## Exercise aim
Copy every entry exactly.

## Provided data

======

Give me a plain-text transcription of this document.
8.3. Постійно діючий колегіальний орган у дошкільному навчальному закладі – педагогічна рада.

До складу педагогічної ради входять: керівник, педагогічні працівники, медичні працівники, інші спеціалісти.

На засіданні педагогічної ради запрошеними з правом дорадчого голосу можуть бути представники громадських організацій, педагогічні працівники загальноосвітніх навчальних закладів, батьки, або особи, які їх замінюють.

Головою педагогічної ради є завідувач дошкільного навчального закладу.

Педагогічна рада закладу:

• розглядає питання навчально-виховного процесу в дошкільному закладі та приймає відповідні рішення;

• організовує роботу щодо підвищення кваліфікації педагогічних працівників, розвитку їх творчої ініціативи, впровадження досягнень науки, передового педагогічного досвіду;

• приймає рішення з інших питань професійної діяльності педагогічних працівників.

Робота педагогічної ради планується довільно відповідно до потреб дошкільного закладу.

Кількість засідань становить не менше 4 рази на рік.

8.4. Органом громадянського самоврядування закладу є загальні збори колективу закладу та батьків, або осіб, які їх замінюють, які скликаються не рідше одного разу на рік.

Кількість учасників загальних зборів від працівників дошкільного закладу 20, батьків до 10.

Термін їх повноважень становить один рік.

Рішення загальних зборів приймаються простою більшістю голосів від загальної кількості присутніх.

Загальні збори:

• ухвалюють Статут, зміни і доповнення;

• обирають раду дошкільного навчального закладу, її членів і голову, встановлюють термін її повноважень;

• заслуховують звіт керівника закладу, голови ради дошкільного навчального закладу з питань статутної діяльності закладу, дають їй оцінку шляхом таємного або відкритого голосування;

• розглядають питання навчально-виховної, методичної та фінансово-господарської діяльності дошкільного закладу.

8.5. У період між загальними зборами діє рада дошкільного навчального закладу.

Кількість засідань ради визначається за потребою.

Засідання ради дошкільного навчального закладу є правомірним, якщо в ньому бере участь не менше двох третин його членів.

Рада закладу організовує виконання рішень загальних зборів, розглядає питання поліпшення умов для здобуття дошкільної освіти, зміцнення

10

======

## Finished task
Give me a plain-text transcription of this document.
8.3. Постійно діючий колегіальний орган у дошкільному навчальному закладі – педагогічна рада.

До складу педагогічної ради входять: керівник, педагогічні працівники, медичні працівники, інші спеціалісти.

На засіданні педагогічної ради запрошеними з правом дорадчого голосу можуть бути представники громадських організацій, педагогічні працівники загальноосвітніх навчальних закладів, батьки, або особи, які їх замінюють.

Головою педагогічної ради є завідувач дошкільного навчального закладу.

Педагогічна рада закладу:

• розглядає питання навчально-виховного процесу в дошкільному закладі та приймає відповідні рішення;

• організовує роботу щодо підвищення кваліфікації педагогічних працівників, розвитку їх творчої ініціативи, впровадження досягнень науки, передового педагогічного досвіду;

• приймає рішення з інших питань професійної діяльності педагогічних працівників.

Робота педагогічної ради планується довільно відповідно до потреб дошкільного закладу.

Кількість засідань становить не менше 4 рази на рік.

8.4. Органом громадянського самоврядування закладу є загальні збори колективу закладу та батьків, або осіб, які їх замінюють, які скликаються не рідше одного разу на рік.

Кількість учасників загальних зборів від працівників дошкільного закладу 20, батьків до 10.

Термін їх повноважень становить один рік.

Рішення загальних зборів приймаються простою більшістю голосів від загальної кількості присутніх.

Загальні збори:

• ухвалюють Статут, зміни і доповнення;

• обирають раду дошкільного навчального закладу, її членів і голову, встановлюють термін її повноважень;

• заслуховують звіт керівника закладу, голови ради дошкільного навчального закладу з питань статутної діяльності закладу, дають їй оцінку шляхом таємного або відкритого голосування;

• розглядають питання навчально-виховної, методичної та фінансово-господарської діяльності дошкільного закладу.

8.5. У період між загальними зборами діє рада дошкільного навчального закладу.

Кількість засідань ради визначається за потребою.

Засідання ради дошкільного навчального закладу є правомірним, якщо в ньому бере участь не менше двох третин його членів.

Рада закладу організовує виконання рішень загальних зборів, розглядає питання поліпшення умов для здобуття дошкільної освіти, зміцнення

10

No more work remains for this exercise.